**Problem to solve**
Track down each line that has the word "Internet" and copy it.

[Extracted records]
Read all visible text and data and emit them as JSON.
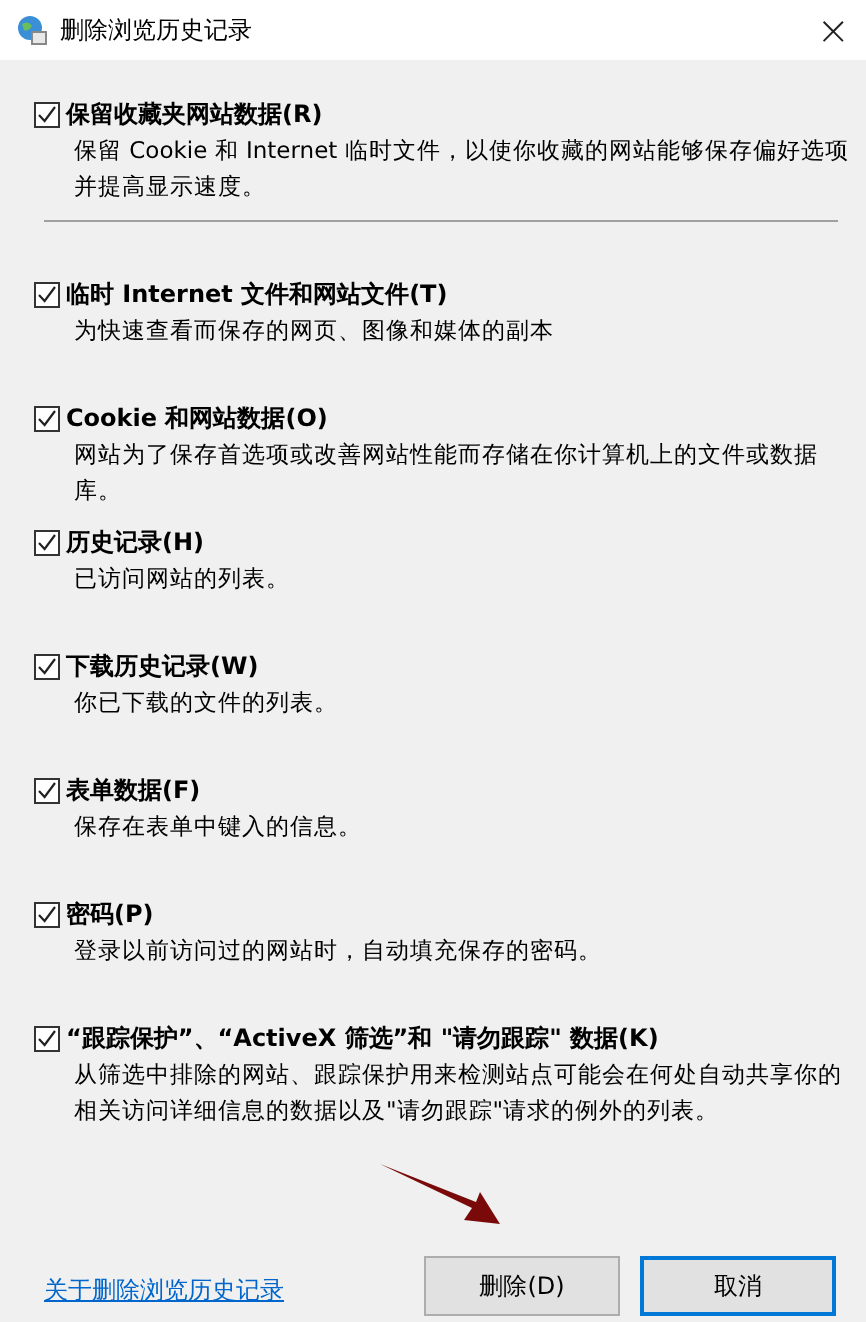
{
  "window": {
    "title": "删除浏览历史记录",
    "close": "×"
  },
  "option_groups": [
    [
      {
        "label": "保留收藏夹网站数据(R)",
        "checked": true,
        "description": "保留 Cookie 和 Internet 临时文件，以使你收藏的网站能够保存偏好选项并提高显示速度。"
      }
    ],
    [
      {
        "label": "临时 Internet 文件和网站文件(T)",
        "checked": true,
        "description": "为快速查看而保存的网页、图像和媒体的副本"
      },
      {
        "label": "Cookie 和网站数据(O)",
        "checked": true,
        "description": "网站为了保存首选项或改善网站性能而存储在你计算机上的文件或数据库。"
      },
      {
        "label": "历史记录(H)",
        "checked": true,
        "description": "已访问网站的列表。"
      },
      {
        "label": "下载历史记录(W)",
        "checked": true,
        "description": "你已下载的文件的列表。"
      },
      {
        "label": "表单数据(F)",
        "checked": true,
        "description": "保存在表单中键入的信息。"
      },
      {
        "label": "密码(P)",
        "checked": true,
        "description": "登录以前访问过的网站时，自动填充保存的密码。"
      },
      {
        "label": "“跟踪保护”、“ActiveX 筛选”和 \"请勿跟踪\" 数据(K)",
        "checked": true,
        "description": "从筛选中排除的网站、跟踪保护用来检测站点可能会在何处自动共享你的相关访问详细信息的数据以及\"请勿跟踪\"请求的例外的列表。"
      }
    ]
  ],
  "footer": {
    "link": "关于删除浏览历史记录",
    "buttons": [
      {
        "label": "删除(D)",
        "selected": false
      },
      {
        "label": "取消",
        "selected": true
      }
    ]
  }
}
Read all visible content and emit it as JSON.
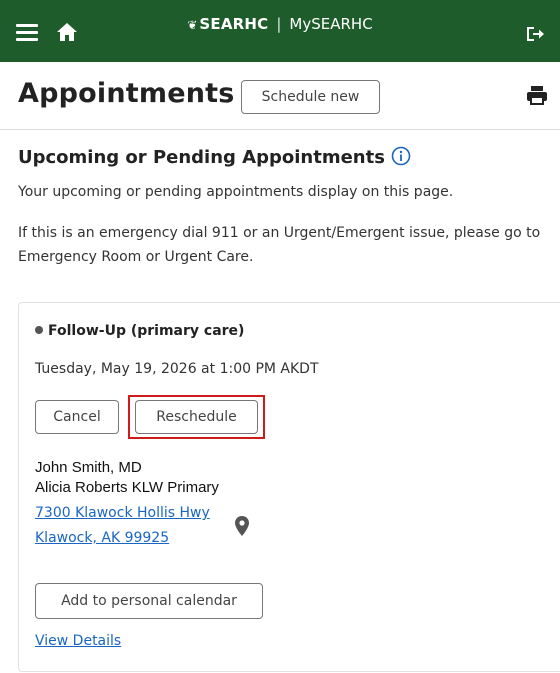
{
  "topbar": {
    "brand_name": "SEARHC",
    "app_name": "MySEARHC",
    "icons": {
      "menu": "hamburger-menu-icon",
      "home": "home-icon",
      "logout": "logout-icon"
    },
    "background": "#1f5c2b"
  },
  "header": {
    "title": "Appointments",
    "schedule_new_label": "Schedule new",
    "print_icon": "printer-icon"
  },
  "section": {
    "title": "Upcoming or Pending Appointments",
    "intro": "Your upcoming or pending appointments display on this page.",
    "emergency_notice": "If this is an emergency dial 911 or an Urgent/Emergent issue, please go to Emergency Room or Urgent Care."
  },
  "appointment": {
    "type": "Follow-Up (primary care)",
    "datetime": "Tuesday, May 19, 2026 at 1:00 PM AKDT",
    "cancel_label": "Cancel",
    "reschedule_label": "Reschedule",
    "provider": "John Smith, MD",
    "location_name": "Alicia Roberts KLW Primary",
    "address_line1": "7300 Klawock Hollis Hwy",
    "address_line2": "Klawock, AK 99925",
    "add_calendar_label": "Add to personal calendar",
    "view_details_label": "View Details"
  },
  "colors": {
    "link": "#1a66c2",
    "highlight": "#d11a1a"
  }
}
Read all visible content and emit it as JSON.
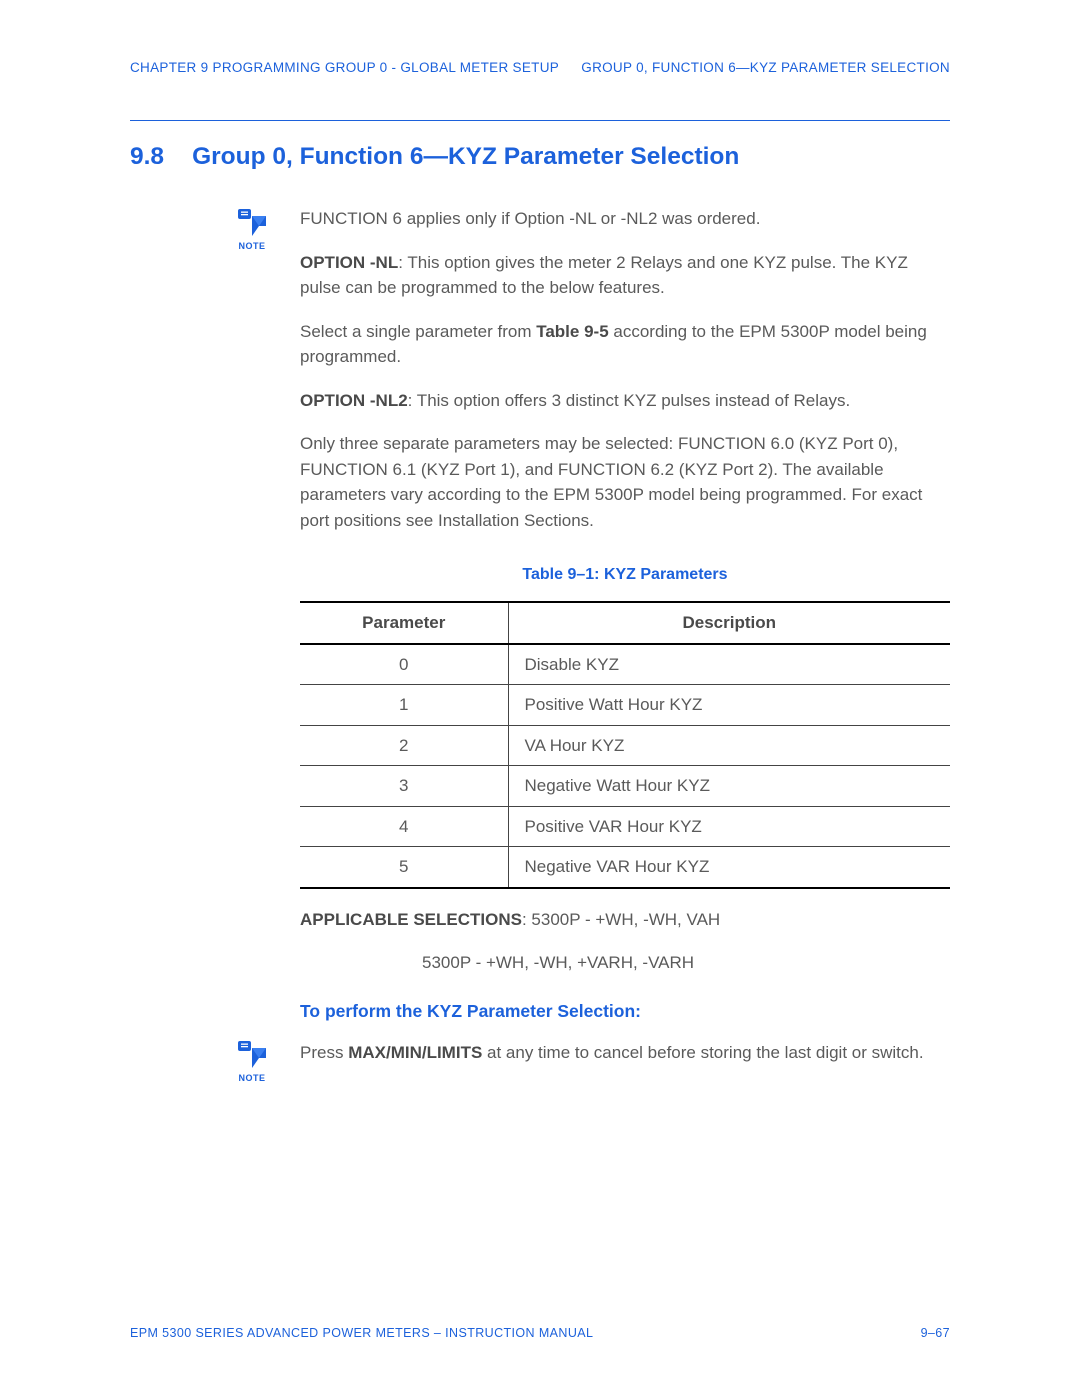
{
  "header": {
    "left": "CHAPTER 9  PROGRAMMING GROUP 0 - GLOBAL METER SETUP",
    "right": "GROUP 0, FUNCTION 6—KYZ PARAMETER SELECTION"
  },
  "section": {
    "number": "9.8",
    "title": "Group 0, Function 6—KYZ Parameter Selection"
  },
  "note_label": "NOTE",
  "p1": "FUNCTION 6 applies only if Option -NL or -NL2 was ordered.",
  "p2_bold": "OPTION -NL",
  "p2_rest": ": This option gives the meter 2 Relays and one KYZ pulse.  The KYZ pulse can be programmed to the below features.",
  "p3a": "Select a single parameter from ",
  "p3_bold": "Table 9-5",
  "p3b": " according to the EPM 5300P model being programmed.",
  "p4_bold": "OPTION -NL2",
  "p4_rest": ": This option offers 3 distinct KYZ pulses instead of Relays.",
  "p5": "Only three separate parameters may be selected:  FUNCTION 6.0 (KYZ Port 0), FUNCTION 6.1 (KYZ Port 1), and FUNCTION 6.2 (KYZ Port 2). The available parameters vary according to the EPM 5300P model being programmed. For exact port positions see Installation Sections.",
  "table": {
    "caption": "Table 9–1: KYZ Parameters",
    "head_param": "Parameter",
    "head_desc": "Description",
    "rows": [
      {
        "p": "0",
        "d": "Disable KYZ"
      },
      {
        "p": "1",
        "d": "Positive Watt Hour KYZ"
      },
      {
        "p": "2",
        "d": "VA Hour KYZ"
      },
      {
        "p": "3",
        "d": "Negative Watt Hour KYZ"
      },
      {
        "p": "4",
        "d": "Positive VAR Hour KYZ"
      },
      {
        "p": "5",
        "d": "Negative VAR Hour KYZ"
      }
    ]
  },
  "appsel_bold": "APPLICABLE SELECTIONS",
  "appsel_rest": ":  5300P - +WH, -WH, VAH",
  "appsel_line2": "5300P - +WH, -WH, +VARH, -VARH",
  "subhead": "To perform the KYZ Parameter Selection:",
  "p6a": "Press ",
  "p6_bold": "MAX/MIN/LIMITS",
  "p6b": " at any time to cancel before storing the last digit or switch.",
  "footer": {
    "left": "EPM 5300 SERIES ADVANCED POWER METERS – INSTRUCTION MANUAL",
    "right": "9–67"
  }
}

**Result of the exercise**
        "description": "保留 Cookie 和 Internet 临时文件，以使你收藏的网站能够保存偏好选项并提高显示速度。"
        "label": "临时 Internet 文件和网站文件(T)",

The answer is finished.